• _What is asked_: Go through the entries below and collect each line with the string "basis" in it.

[A run of records]
###

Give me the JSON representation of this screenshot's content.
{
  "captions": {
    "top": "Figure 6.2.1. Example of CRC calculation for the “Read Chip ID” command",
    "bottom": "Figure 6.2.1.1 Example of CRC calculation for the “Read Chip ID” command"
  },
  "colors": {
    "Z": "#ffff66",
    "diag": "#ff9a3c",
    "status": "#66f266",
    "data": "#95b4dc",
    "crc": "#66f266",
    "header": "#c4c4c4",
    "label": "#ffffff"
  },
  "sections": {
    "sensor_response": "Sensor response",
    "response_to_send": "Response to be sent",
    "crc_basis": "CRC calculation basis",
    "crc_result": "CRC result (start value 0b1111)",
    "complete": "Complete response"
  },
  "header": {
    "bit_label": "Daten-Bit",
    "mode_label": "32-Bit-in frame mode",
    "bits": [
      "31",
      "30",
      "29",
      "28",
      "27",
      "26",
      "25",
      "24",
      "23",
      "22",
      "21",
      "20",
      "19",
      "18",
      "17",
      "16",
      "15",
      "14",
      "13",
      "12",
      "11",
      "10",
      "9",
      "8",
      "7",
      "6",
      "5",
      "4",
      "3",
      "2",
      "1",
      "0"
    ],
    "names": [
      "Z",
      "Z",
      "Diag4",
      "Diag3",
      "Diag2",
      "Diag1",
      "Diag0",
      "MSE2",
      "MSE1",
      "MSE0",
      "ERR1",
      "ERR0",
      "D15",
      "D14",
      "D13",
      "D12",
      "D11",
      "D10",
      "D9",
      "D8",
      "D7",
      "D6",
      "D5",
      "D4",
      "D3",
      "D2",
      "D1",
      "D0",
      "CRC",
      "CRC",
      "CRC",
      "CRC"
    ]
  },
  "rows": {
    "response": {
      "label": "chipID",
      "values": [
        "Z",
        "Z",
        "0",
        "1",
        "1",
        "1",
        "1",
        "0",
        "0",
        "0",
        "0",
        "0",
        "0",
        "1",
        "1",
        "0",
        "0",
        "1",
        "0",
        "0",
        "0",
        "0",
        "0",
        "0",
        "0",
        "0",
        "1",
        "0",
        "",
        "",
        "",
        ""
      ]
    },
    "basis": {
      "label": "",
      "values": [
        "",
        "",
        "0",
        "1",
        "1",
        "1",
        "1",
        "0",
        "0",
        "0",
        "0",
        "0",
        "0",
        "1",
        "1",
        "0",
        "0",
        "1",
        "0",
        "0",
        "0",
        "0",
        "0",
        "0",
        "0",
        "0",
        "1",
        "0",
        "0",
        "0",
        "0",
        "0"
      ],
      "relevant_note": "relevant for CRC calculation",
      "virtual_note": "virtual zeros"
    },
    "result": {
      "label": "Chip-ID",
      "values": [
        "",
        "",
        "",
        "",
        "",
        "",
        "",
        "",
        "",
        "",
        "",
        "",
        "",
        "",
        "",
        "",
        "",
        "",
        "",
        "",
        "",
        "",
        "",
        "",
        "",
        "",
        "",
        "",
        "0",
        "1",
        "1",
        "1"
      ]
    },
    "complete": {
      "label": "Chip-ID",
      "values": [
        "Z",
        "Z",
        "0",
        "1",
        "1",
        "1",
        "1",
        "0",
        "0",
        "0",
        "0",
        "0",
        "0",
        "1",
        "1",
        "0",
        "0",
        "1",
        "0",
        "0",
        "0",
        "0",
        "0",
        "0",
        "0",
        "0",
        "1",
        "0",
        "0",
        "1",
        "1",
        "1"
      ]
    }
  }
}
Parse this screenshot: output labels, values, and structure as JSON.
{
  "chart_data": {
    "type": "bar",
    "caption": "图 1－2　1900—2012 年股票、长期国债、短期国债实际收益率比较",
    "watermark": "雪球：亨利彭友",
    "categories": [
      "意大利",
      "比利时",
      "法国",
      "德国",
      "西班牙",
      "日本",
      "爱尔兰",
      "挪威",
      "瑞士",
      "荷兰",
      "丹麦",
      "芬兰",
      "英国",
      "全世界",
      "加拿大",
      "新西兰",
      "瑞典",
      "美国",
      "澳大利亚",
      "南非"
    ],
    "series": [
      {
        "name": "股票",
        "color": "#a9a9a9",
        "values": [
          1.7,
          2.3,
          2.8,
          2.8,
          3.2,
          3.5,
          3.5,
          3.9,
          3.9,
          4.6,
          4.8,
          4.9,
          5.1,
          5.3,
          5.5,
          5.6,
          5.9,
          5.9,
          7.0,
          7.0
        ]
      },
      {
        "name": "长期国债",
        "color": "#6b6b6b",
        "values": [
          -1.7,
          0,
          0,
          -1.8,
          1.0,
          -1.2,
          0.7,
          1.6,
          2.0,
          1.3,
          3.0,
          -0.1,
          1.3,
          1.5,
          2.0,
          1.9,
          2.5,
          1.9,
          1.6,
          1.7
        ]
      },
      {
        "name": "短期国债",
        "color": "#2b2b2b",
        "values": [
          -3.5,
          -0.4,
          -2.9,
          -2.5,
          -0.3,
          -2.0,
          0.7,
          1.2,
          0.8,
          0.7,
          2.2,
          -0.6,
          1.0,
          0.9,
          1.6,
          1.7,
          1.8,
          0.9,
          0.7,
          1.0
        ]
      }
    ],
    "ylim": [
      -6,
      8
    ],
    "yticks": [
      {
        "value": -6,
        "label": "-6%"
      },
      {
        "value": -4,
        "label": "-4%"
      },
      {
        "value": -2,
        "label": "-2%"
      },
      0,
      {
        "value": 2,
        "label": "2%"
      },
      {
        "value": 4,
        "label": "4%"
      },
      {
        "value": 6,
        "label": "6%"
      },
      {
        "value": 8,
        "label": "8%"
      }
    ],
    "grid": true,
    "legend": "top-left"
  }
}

###

• _Solution to this task_:
    "crc_basis": "CRC calculation basis",
    "basis": {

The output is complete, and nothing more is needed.